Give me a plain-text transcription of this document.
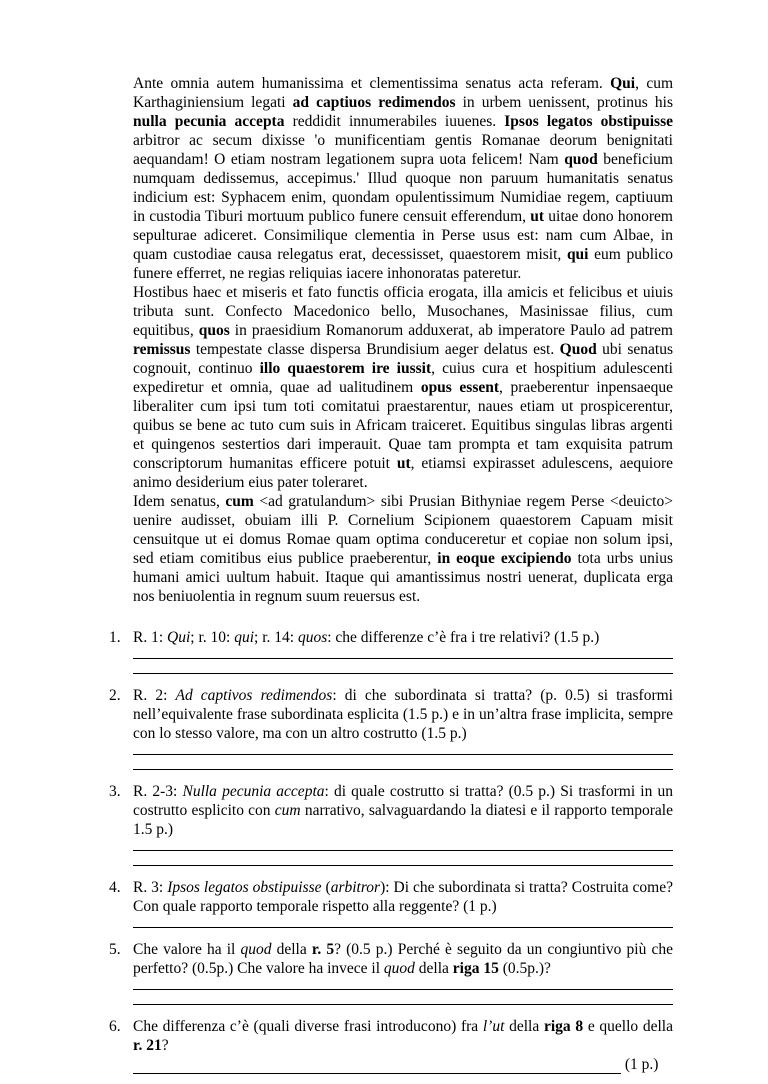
Ante omnia autem humanissima et clementissima senatus acta referam. Qui, cum Karthaginiensium legati ad captiuos redimendos in urbem uenissent, protinus his nulla pecunia accepta reddidit innumerabiles iuuenes. Ipsos legatos obstipuisse arbitror ac secum dixisse 'o munificentiam gentis Romanae deorum benignitati aequandam! O etiam nostram legationem supra uota felicem! Nam quod beneficium numquam dedissemus, accepimus.' Illud quoque non paruum humanitatis senatus indicium est: Syphacem enim, quondam opulentissimum Numidiae regem, captiuum in custodia Tiburi mortuum publico funere censuit efferendum, ut uitae dono honorem sepulturae adiceret. Consimilique clementia in Perse usus est: nam cum Albae, in quam custodiae causa relegatus erat, decessisset, quaestorem misit, qui eum publico funere efferret, ne regias reliquias iacere inhonoratas pateretur.

Hostibus haec et miseris et fato functis officia erogata, illa amicis et felicibus et uiuis tributa sunt. Confecto Macedonico bello, Musochanes, Masinissae filius, cum equitibus, quos in praesidium Romanorum adduxerat, ab imperatore Paulo ad patrem remissus tempestate classe dispersa Brundisium aeger delatus est. Quod ubi senatus cognouit, continuo illo quaestorem ire iussit, cuius cura et hospitium adulescenti expediretur et omnia, quae ad ualitudinem opus essent, praeberentur inpensaeque liberaliter cum ipsi tum toti comitatui praestarentur, naues etiam ut prospicerentur, quibus se bene ac tuto cum suis in Africam traiceret. Equitibus singulas libras argenti et quingenos sestertios dari imperauit. Quae tam prompta et tam exquisita patrum conscriptorum humanitas efficere potuit ut, etiamsi expirasset adulescens, aequiore animo desiderium eius pater toleraret.

Idem senatus, cum <ad gratulandum> sibi Prusian Bithyniae regem Perse <deuicto> uenire audisset, obuiam illi P. Cornelium Scipionem quaestorem Capuam misit censuitque ut ei domus Romae quam optima conduceretur et copiae non solum ipsi, sed etiam comitibus eius publice praeberentur, in eoque excipiendo tota urbs unius humani amici uultum habuit. Itaque qui amantissimus nostri uenerat, duplicata erga nos beniuolentia in regnum suum reuersus est.

1. R. 1: Qui; r. 10: qui; r. 14: quos: che differenze c’è fra i tre relativi? (1.5 p.)
2. R. 2: Ad captivos redimendos: di che subordinata si tratta? (p. 0.5) si trasformi nell’equivalente frase subordinata esplicita (1.5 p.) e in un’altra frase implicita, sempre con lo stesso valore, ma con un altro costrutto (1.5 p.)
3. R. 2-3: Nulla pecunia accepta: di quale costrutto si tratta? (0.5 p.) Si trasformi in un costrutto esplicito con cum narrativo, salvaguardando la diatesi e il rapporto temporale 1.5 p.)
4. R. 3: Ipsos legatos obstipuisse (arbitror): Di che subordinata si tratta? Costruita come? Con quale rapporto temporale rispetto alla reggente? (1 p.)
5. Che valore ha il quod della r. 5? (0.5 p.) Perché è seguito da un congiuntivo più che perfetto? (0.5p.) Che valore ha invece il quod della riga 15 (0.5p.)?
6. Che differenza c’è (quali diverse frasi introducono) fra l’ut della riga 8 e quello della r. 21?
(1 p.)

#### PROBLEM STATEMENT
Reproduce the whole listing above word for word, but not its pictures.

#### COMPLETE ANSWER
Give me a plain-text transcription of this document.
Ante omnia autem humanissima et clementissima senatus acta referam. Qui, cum Karthaginiensium legati ad captiuos redimendos in urbem uenissent, protinus his nulla pecunia accepta reddidit innumerabiles iuuenes. Ipsos legatos obstipuisse arbitror ac secum dixisse 'o munificentiam gentis Romanae deorum benignitati aequandam! O etiam nostram legationem supra uota felicem! Nam quod beneficium numquam dedissemus, accepimus.' Illud quoque non paruum humanitatis senatus indicium est: Syphacem enim, quondam opulentissimum Numidiae regem, captiuum in custodia Tiburi mortuum publico funere censuit efferendum, ut uitae dono honorem sepulturae adiceret. Consimilique clementia in Perse usus est: nam cum Albae, in quam custodiae causa relegatus erat, decessisset, quaestorem misit, qui eum publico funere efferret, ne regias reliquias iacere inhonoratas pateretur.

Hostibus haec et miseris et fato functis officia erogata, illa amicis et felicibus et uiuis tributa sunt. Confecto Macedonico bello, Musochanes, Masinissae filius, cum equitibus, quos in praesidium Romanorum adduxerat, ab imperatore Paulo ad patrem remissus tempestate classe dispersa Brundisium aeger delatus est. Quod ubi senatus cognouit, continuo illo quaestorem ire iussit, cuius cura et hospitium adulescenti expediretur et omnia, quae ad ualitudinem opus essent, praeberentur inpensaeque liberaliter cum ipsi tum toti comitatui praestarentur, naues etiam ut prospicerentur, quibus se bene ac tuto cum suis in Africam traiceret. Equitibus singulas libras argenti et quingenos sestertios dari imperauit. Quae tam prompta et tam exquisita patrum conscriptorum humanitas efficere potuit ut, etiamsi expirasset adulescens, aequiore animo desiderium eius pater toleraret.

Idem senatus, cum <ad gratulandum> sibi Prusian Bithyniae regem Perse <deuicto> uenire audisset, obuiam illi P. Cornelium Scipionem quaestorem Capuam misit censuitque ut ei domus Romae quam optima conduceretur et copiae non solum ipsi, sed etiam comitibus eius publice praeberentur, in eoque excipiendo tota urbs unius humani amici uultum habuit. Itaque qui amantissimus nostri uenerat, duplicata erga nos beniuolentia in regnum suum reuersus est.

1. R. 1: Qui; r. 10: qui; r. 14: quos: che differenze c’è fra i tre relativi? (1.5 p.)
2. R. 2: Ad captivos redimendos: di che subordinata si tratta? (p. 0.5) si trasformi nell’equivalente frase subordinata esplicita (1.5 p.) e in un’altra frase implicita, sempre con lo stesso valore, ma con un altro costrutto (1.5 p.)
3. R. 2-3: Nulla pecunia accepta: di quale costrutto si tratta? (0.5 p.) Si trasformi in un costrutto esplicito con cum narrativo, salvaguardando la diatesi e il rapporto temporale 1.5 p.)
4. R. 3: Ipsos legatos obstipuisse (arbitror): Di che subordinata si tratta? Costruita come? Con quale rapporto temporale rispetto alla reggente? (1 p.)
5. Che valore ha il quod della r. 5? (0.5 p.) Perché è seguito da un congiuntivo più che perfetto? (0.5p.) Che valore ha invece il quod della riga 15 (0.5p.)?
6. Che differenza c’è (quali diverse frasi introducono) fra l’ut della riga 8 e quello della r. 21?
(1 p.)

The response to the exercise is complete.